## MATERIAL SUPPLIED
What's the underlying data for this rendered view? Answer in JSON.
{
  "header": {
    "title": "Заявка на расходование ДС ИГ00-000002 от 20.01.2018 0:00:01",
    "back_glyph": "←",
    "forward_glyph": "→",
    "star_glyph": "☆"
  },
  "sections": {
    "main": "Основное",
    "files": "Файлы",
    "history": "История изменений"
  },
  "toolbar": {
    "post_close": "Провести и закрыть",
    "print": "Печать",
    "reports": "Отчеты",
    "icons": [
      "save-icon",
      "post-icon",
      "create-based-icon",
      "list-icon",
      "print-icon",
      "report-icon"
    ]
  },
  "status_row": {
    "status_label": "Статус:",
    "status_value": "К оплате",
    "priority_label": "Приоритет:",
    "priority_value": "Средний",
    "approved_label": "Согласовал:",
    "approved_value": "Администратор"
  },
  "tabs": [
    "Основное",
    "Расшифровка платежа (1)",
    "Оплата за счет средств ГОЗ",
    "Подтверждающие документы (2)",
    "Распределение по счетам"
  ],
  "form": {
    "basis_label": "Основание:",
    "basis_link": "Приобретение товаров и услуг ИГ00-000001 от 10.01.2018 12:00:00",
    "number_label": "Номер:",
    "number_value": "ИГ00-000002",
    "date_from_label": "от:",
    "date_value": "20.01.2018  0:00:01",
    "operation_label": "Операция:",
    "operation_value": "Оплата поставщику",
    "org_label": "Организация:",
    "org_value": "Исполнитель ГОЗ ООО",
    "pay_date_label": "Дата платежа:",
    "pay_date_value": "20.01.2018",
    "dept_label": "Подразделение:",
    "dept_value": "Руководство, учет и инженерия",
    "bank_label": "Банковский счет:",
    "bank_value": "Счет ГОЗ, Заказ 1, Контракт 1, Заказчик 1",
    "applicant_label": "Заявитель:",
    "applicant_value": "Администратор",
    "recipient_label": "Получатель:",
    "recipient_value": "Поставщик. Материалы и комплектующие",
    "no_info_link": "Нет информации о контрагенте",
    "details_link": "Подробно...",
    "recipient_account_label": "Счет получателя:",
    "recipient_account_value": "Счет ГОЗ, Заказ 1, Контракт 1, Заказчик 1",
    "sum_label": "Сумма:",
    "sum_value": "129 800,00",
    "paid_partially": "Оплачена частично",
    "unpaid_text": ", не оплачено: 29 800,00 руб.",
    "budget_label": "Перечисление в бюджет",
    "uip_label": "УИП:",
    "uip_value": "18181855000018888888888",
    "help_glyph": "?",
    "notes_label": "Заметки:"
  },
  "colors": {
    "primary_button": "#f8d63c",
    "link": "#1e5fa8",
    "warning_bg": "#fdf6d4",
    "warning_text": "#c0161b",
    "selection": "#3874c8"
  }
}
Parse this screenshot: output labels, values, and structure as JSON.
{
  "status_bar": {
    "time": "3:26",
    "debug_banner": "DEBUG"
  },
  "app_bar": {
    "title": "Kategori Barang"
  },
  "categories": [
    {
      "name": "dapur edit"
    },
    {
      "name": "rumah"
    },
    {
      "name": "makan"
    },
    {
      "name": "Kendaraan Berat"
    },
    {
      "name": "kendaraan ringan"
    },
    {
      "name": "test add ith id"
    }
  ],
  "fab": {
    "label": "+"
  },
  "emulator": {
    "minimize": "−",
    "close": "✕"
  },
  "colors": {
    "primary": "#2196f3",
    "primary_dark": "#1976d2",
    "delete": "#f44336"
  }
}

## WORK TO COMPLETE
Nothing but the lines from the line with "Parse this screenshot: output" to the last line of the listing above should appear; please retype them exactly, both ends included.

## ANSWER TO THE EXERCISE
Parse this screenshot: output labels, values, and structure as JSON.
{
  "status_bar": {
    "time": "3:26",
    "debug_banner": "DEBUG"
  },
  "app_bar": {
    "title": "Kategori Barang"
  },
  "categories": [
    {
      "name": "dapur edit"
    },
    {
      "name": "rumah"
    },
    {
      "name": "makan"
    },
    {
      "name": "Kendaraan Berat"
    },
    {
      "name": "kendaraan ringan"
    },
    {
      "name": "test add ith id"
    }
  ],
  "fab": {
    "label": "+"
  },
  "emulator": {
    "minimize": "−",
    "close": "✕"
  },
  "colors": {
    "primary": "#2196f3",
    "primary_dark": "#1976d2",
    "delete": "#f44336"
  }
}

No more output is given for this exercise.